Stored data entries:

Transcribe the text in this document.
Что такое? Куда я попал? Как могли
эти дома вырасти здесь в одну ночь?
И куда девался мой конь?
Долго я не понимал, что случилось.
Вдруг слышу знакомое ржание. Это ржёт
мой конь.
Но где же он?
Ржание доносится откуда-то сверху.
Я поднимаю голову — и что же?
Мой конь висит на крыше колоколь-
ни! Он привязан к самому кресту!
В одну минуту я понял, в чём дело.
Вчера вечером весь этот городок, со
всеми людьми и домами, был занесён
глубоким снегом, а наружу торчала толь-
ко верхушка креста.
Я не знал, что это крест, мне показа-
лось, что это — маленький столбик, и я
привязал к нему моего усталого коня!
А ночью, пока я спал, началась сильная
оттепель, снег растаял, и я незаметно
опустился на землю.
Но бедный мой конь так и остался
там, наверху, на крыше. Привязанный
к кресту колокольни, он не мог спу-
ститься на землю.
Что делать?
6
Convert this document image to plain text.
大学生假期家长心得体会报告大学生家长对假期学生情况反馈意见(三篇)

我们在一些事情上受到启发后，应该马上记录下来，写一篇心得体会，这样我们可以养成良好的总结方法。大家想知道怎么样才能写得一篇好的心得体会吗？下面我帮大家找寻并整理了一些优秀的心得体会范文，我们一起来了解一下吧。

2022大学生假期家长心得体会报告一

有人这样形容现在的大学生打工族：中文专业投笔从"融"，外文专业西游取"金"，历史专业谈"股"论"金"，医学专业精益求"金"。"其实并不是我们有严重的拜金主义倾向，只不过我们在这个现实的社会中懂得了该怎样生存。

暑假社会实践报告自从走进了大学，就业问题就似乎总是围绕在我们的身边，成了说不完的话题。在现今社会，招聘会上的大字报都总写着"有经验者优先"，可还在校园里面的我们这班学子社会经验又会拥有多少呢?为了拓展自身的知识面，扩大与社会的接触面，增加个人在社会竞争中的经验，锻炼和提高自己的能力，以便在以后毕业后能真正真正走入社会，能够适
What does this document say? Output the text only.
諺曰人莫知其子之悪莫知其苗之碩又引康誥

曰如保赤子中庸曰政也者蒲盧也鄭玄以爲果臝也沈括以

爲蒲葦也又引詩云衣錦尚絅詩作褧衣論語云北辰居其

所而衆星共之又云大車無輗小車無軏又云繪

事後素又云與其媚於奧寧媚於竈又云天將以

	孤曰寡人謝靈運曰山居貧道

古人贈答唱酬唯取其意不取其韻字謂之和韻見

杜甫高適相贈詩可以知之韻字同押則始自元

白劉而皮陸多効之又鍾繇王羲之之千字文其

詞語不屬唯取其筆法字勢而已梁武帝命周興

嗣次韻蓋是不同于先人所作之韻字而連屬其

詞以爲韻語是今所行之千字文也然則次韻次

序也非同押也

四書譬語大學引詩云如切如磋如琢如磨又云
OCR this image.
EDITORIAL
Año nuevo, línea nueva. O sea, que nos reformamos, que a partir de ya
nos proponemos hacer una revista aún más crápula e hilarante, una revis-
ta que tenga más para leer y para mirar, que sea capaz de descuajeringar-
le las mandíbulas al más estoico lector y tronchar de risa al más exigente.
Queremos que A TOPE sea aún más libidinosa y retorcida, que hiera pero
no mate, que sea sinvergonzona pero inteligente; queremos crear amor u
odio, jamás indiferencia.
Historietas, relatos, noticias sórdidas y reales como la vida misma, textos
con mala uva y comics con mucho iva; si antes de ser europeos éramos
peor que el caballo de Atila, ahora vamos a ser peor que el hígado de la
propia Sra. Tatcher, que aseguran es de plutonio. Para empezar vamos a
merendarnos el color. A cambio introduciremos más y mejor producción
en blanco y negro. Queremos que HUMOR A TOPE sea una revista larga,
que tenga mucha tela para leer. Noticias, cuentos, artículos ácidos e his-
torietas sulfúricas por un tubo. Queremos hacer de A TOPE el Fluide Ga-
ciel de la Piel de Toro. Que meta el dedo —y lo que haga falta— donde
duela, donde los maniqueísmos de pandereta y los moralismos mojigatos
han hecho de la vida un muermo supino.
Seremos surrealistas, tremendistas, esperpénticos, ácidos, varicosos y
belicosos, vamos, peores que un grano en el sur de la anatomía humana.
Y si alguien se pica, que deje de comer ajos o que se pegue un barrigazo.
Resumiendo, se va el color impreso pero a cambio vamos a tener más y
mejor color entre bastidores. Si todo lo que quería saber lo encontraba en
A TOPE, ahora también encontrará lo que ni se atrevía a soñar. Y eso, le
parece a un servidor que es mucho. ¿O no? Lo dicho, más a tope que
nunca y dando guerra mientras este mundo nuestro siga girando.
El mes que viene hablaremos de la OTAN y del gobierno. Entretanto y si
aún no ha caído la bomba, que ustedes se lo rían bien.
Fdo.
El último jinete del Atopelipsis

Task requirements: Output the full listing without altering anything.

Answer to the exercise:
Transcribe the text in this document.
Что такое? Куда я попал? Как могли
эти дома вырасти здесь в одну ночь?
И куда девался мой конь?
Долго я не понимал, что случилось.
Вдруг слышу знакомое ржание. Это ржёт
мой конь.
Но где же он?
Ржание доносится откуда-то сверху.
Я поднимаю голову — и что же?
Мой конь висит на крыше колоколь-
ни! Он привязан к самому кресту!
В одну минуту я понял, в чём дело.
Вчера вечером весь этот городок, со
всеми людьми и домами, был занесён
глубоким снегом, а наружу торчала толь-
ко верхушка креста.
Я не знал, что это крест, мне показа-
лось, что это — маленький столбик, и я
привязал к нему моего усталого коня!
А ночью, пока я спал, началась сильная
оттепель, снег растаял, и я незаметно
опустился на землю.
Но бедный мой конь так и остался
там, наверху, на крыше. Привязанный
к кресту колокольни, он не мог спу-
ститься на землю.
Что делать?
6
Convert this document image to plain text.
大学生假期家长心得体会报告大学生家长对假期学生情况反馈意见(三篇)

我们在一些事情上受到启发后，应该马上记录下来，写一篇心得体会，这样我们可以养成良好的总结方法。大家想知道怎么样才能写得一篇好的心得体会吗？下面我帮大家找寻并整理了一些优秀的心得体会范文，我们一起来了解一下吧。

2022大学生假期家长心得体会报告一

有人这样形容现在的大学生打工族：中文专业投笔从"融"，外文专业西游取"金"，历史专业谈"股"论"金"，医学专业精益求"金"。"其实并不是我们有严重的拜金主义倾向，只不过我们在这个现实的社会中懂得了该怎样生存。

暑假社会实践报告自从走进了大学，就业问题就似乎总是围绕在我们的身边，成了说不完的话题。在现今社会，招聘会上的大字报都总写着"有经验者优先"，可还在校园里面的我们这班学子社会经验又会拥有多少呢?为了拓展自身的知识面，扩大与社会的接触面，增加个人在社会竞争中的经验，锻炼和提高自己的能力，以便在以后毕业后能真正真正走入社会，能够适
What does this document say? Output the text only.
諺曰人莫知其子之悪莫知其苗之碩又引康誥

曰如保赤子中庸曰政也者蒲盧也鄭玄以爲果臝也沈括以

爲蒲葦也又引詩云衣錦尚絅詩作褧衣論語云北辰居其

所而衆星共之又云大車無輗小車無軏又云繪

事後素又云與其媚於奧寧媚於竈又云天將以

	孤曰寡人謝靈運曰山居貧道

古人贈答唱酬唯取其意不取其韻字謂之和韻見

杜甫高適相贈詩可以知之韻字同押則始自元

白劉而皮陸多効之又鍾繇王羲之之千字文其

詞語不屬唯取其筆法字勢而已梁武帝命周興

嗣次韻蓋是不同于先人所作之韻字而連屬其

詞以爲韻語是今所行之千字文也然則次韻次

序也非同押也

四書譬語大學引詩云如切如磋如琢如磨又云
OCR this image.
EDITORIAL
Año nuevo, línea nueva. O sea, que nos reformamos, que a partir de ya
nos proponemos hacer una revista aún más crápula e hilarante, una revis-
ta que tenga más para leer y para mirar, que sea capaz de descuajeringar-
le las mandíbulas al más estoico lector y tronchar de risa al más exigente.
Queremos que A TOPE sea aún más libidinosa y retorcida, que hiera pero
no mate, que sea sinvergonzona pero inteligente; queremos crear amor u
odio, jamás indiferencia.
Historietas, relatos, noticias sórdidas y reales como la vida misma, textos
con mala uva y comics con mucho iva; si antes de ser europeos éramos
peor que el caballo de Atila, ahora vamos a ser peor que el hígado de la
propia Sra. Tatcher, que aseguran es de plutonio. Para empezar vamos a
merendarnos el color. A cambio introduciremos más y mejor producción
en blanco y negro. Queremos que HUMOR A TOPE sea una revista larga,
que tenga mucha tela para leer. Noticias, cuentos, artículos ácidos e his-
torietas sulfúricas por un tubo. Queremos hacer de A TOPE el Fluide Ga-
ciel de la Piel de Toro. Que meta el dedo —y lo que haga falta— donde
duela, donde los maniqueísmos de pandereta y los moralismos mojigatos
han hecho de la vida un muermo supino.
Seremos surrealistas, tremendistas, esperpénticos, ácidos, varicosos y
belicosos, vamos, peores que un grano en el sur de la anatomía humana.
Y si alguien se pica, que deje de comer ajos o que se pegue un barrigazo.
Resumiendo, se va el color impreso pero a cambio vamos a tener más y
mejor color entre bastidores. Si todo lo que quería saber lo encontraba en
A TOPE, ahora también encontrará lo que ni se atrevía a soñar. Y eso, le
parece a un servidor que es mucho. ¿O no? Lo dicho, más a tope que
nunca y dando guerra mientras este mundo nuestro siga girando.
El mes que viene hablaremos de la OTAN y del gobierno. Entretanto y si
aún no ha caído la bomba, que ustedes se lo rían bien.
Fdo.
El último jinete del Atopelipsis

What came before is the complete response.